- AIM
Pick every line from the data that holds the word "llab".
Start INPUT FOR THIS TASK
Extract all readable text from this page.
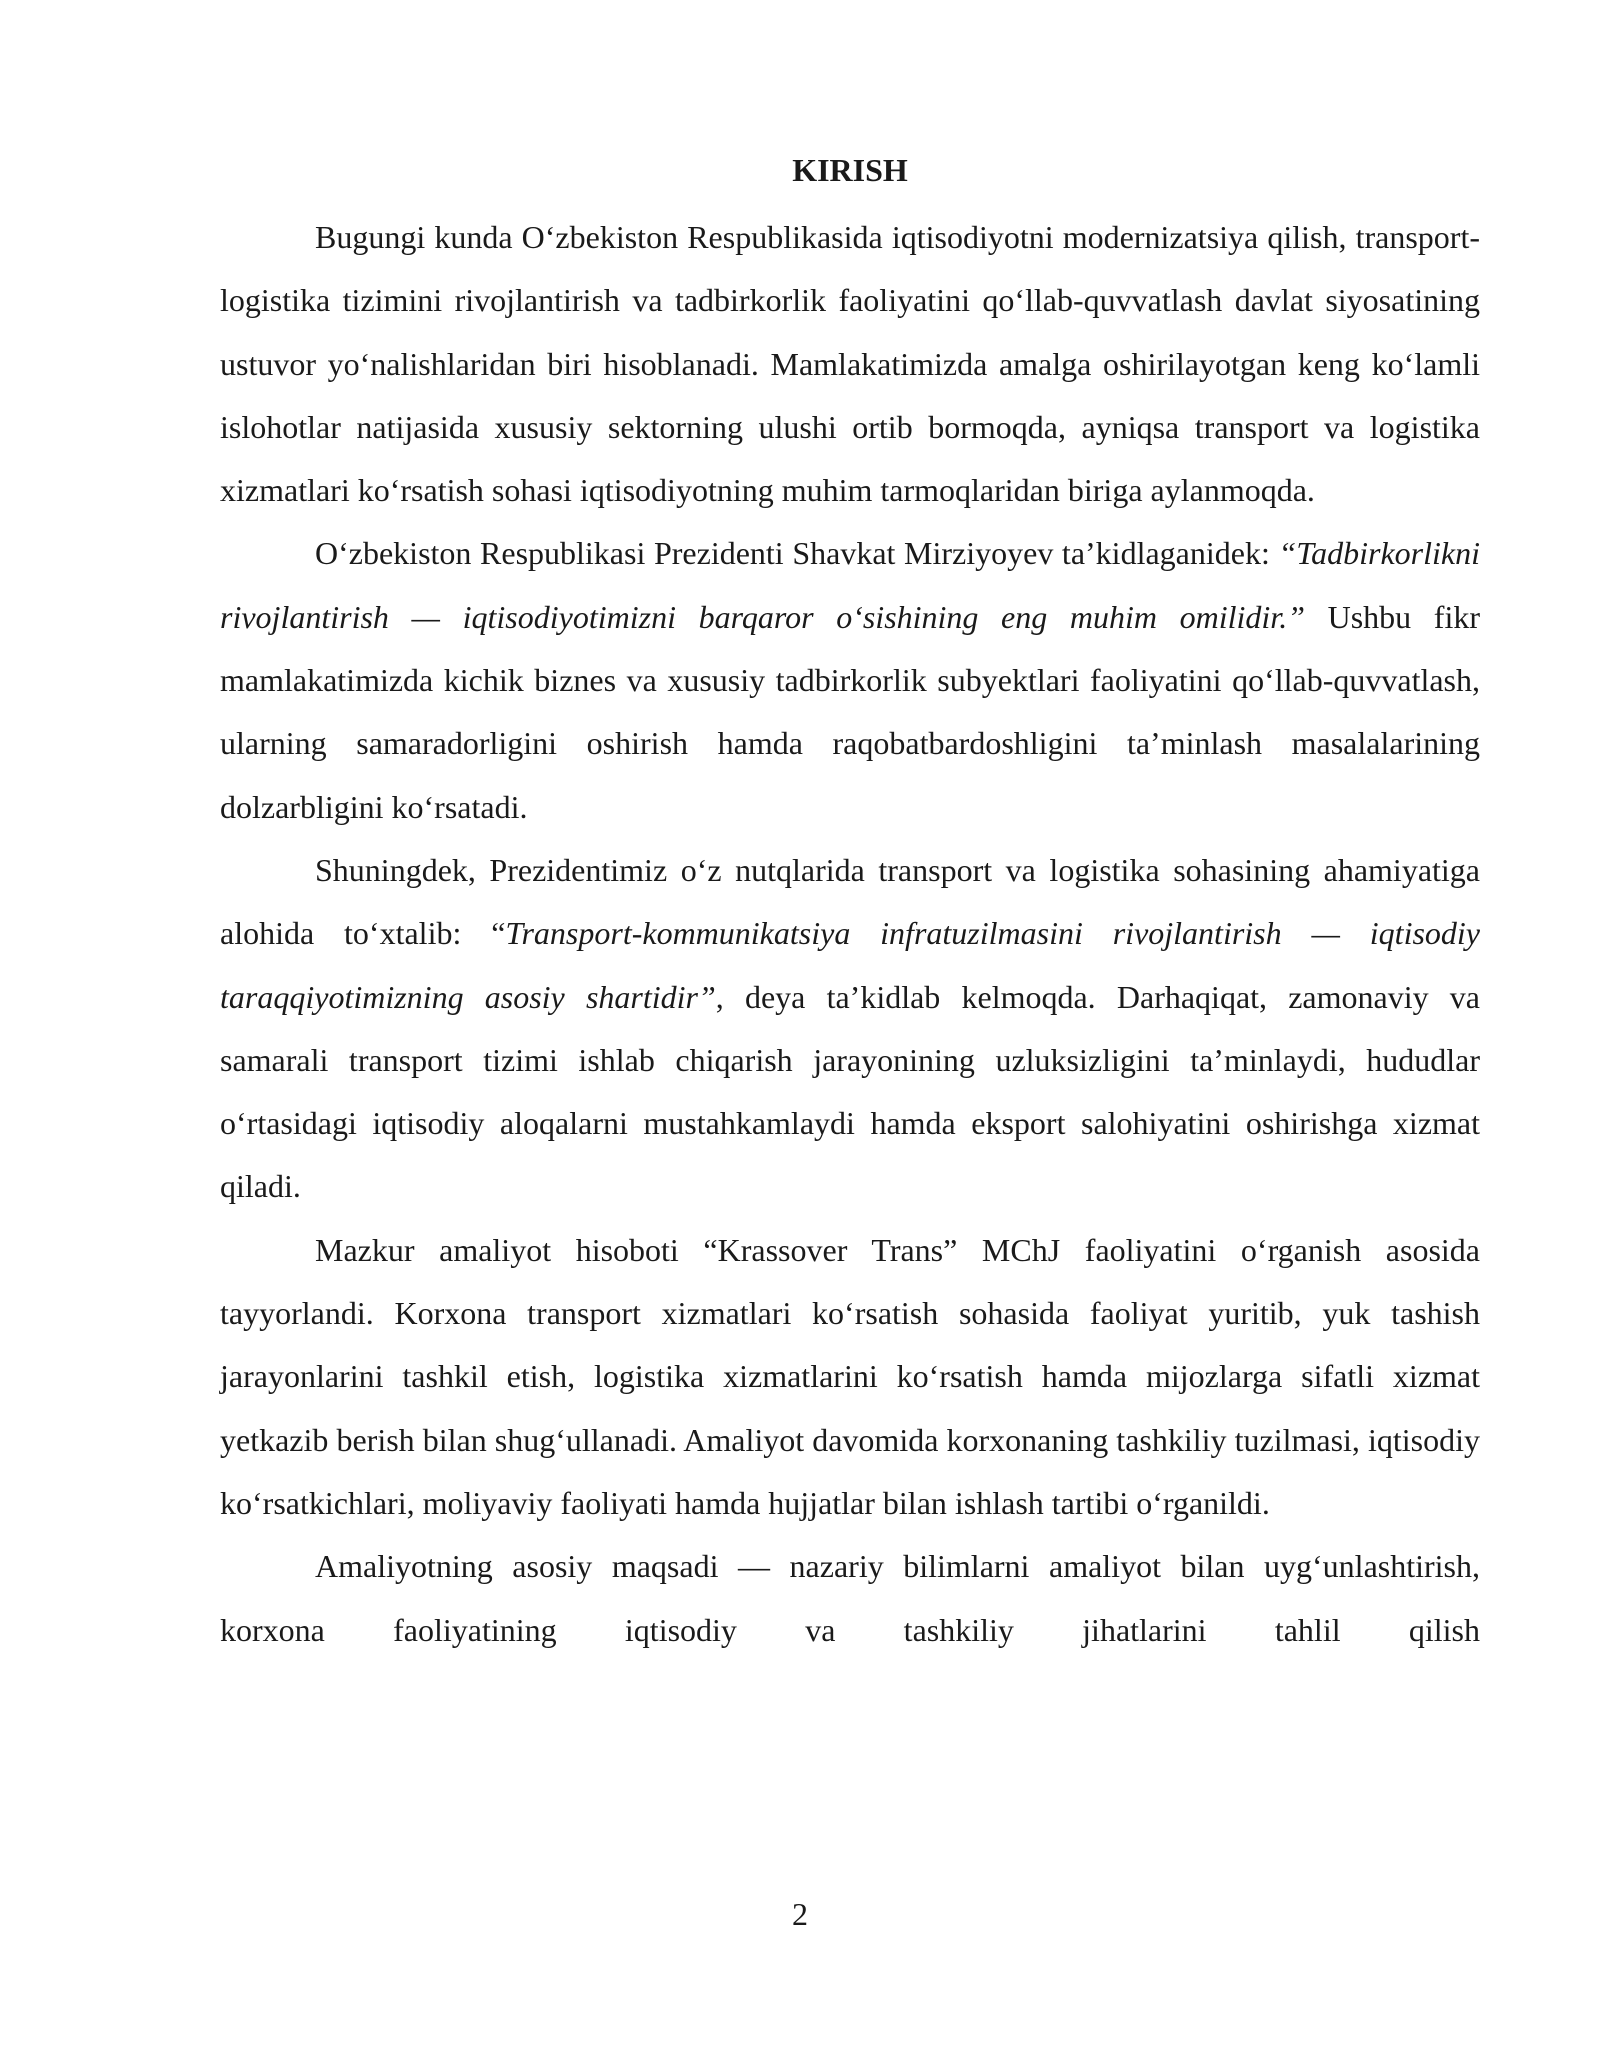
KIRISH

Bugungi kunda O‘zbekiston Respublikasida iqtisodiyotni modernizatsiya qilish, transport-logistika tizimini rivojlantirish va tadbirkorlik faoliyatini qo‘llab-quvvatlash davlat siyosatining ustuvor yo‘nalishlaridan biri hisoblanadi. Mamlakatimizda amalga oshirilayotgan keng ko‘lamli islohotlar natijasida xususiy sektorning ulushi ortib bormoqda, ayniqsa transport va logistika xizmatlari ko‘rsatish sohasi iqtisodiyotning muhim tarmoqlaridan biriga aylanmoqda.

O‘zbekiston Respublikasi Prezidenti Shavkat Mirziyoyev ta’kidlaganidek: “Tadbirkorlikni rivojlantirish — iqtisodiyotimizni barqaror o‘sishining eng muhim omilidir.” Ushbu fikr mamlakatimizda kichik biznes va xususiy tadbirkorlik subyektlari faoliyatini qo‘llab-quvvatlash, ularning samaradorligini oshirish hamda raqobatbardoshligini ta’minlash masalalarining dolzarbligini ko‘rsatadi.

Shuningdek, Prezidentimiz o‘z nutqlarida transport va logistika sohasining ahamiyatiga alohida to‘xtalib: “Transport-kommunikatsiya infratuzilmasini rivojlantirish — iqtisodiy taraqqiyotimizning asosiy shartidir”, deya ta’kidlab kelmoqda. Darhaqiqat, zamonaviy va samarali transport tizimi ishlab chiqarish jarayonining uzluksizligini ta’minlaydi, hududlar o‘rtasidagi iqtisodiy aloqalarni mustahkamlaydi hamda eksport salohiyatini oshirishga xizmat qiladi.

Mazkur amaliyot hisoboti “Krassover Trans” MChJ faoliyatini o‘rganish asosida tayyorlandi. Korxona transport xizmatlari ko‘rsatish sohasida faoliyat yuritib, yuk tashish jarayonlarini tashkil etish, logistika xizmatlarini ko‘rsatish hamda mijozlarga sifatli xizmat yetkazib berish bilan shug‘ullanadi. Amaliyot davomida korxonaning tashkiliy tuzilmasi, iqtisodiy ko‘rsatkichlari, moliyaviy faoliyati hamda hujjatlar bilan ishlash tartibi o‘rganildi.

Amaliyotning asosiy maqsadi — nazariy bilimlarni amaliyot bilan uyg‘unlashtirish, korxona faoliyatining iqtisodiy va tashkiliy jihatlarini tahlil qilish

2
End INPUT FOR THIS TASK
- THE REPLY
Bugungi kunda O‘zbekiston Respublikasida iqtisodiyotni modernizatsiya qilish, transport-logistika tizimini rivojlantirish va tadbirkorlik faoliyatini qo‘llab-quvvatlash davlat siyosatining ustuvor yo‘nalishlaridan biri hisoblanadi. Mamlakatimizda amalga oshirilayotgan keng ko‘lamli islohotlar natijasida xususiy sektorning ulushi ortib bormoqda, ayniqsa transport va logistika xizmatlari ko‘rsatish sohasi iqtisodiyotning muhim tarmoqlaridan biriga aylanmoqda.
O‘zbekiston Respublikasi Prezidenti Shavkat Mirziyoyev ta’kidlaganidek: “Tadbirkorlikni rivojlantirish — iqtisodiyotimizni barqaror o‘sishining eng muhim omilidir.” Ushbu fikr mamlakatimizda kichik biznes va xususiy tadbirkorlik subyektlari faoliyatini qo‘llab-quvvatlash, ularning samaradorligini oshirish hamda raqobatbardoshligini ta’minlash masalalarining dolzarbligini ko‘rsatadi.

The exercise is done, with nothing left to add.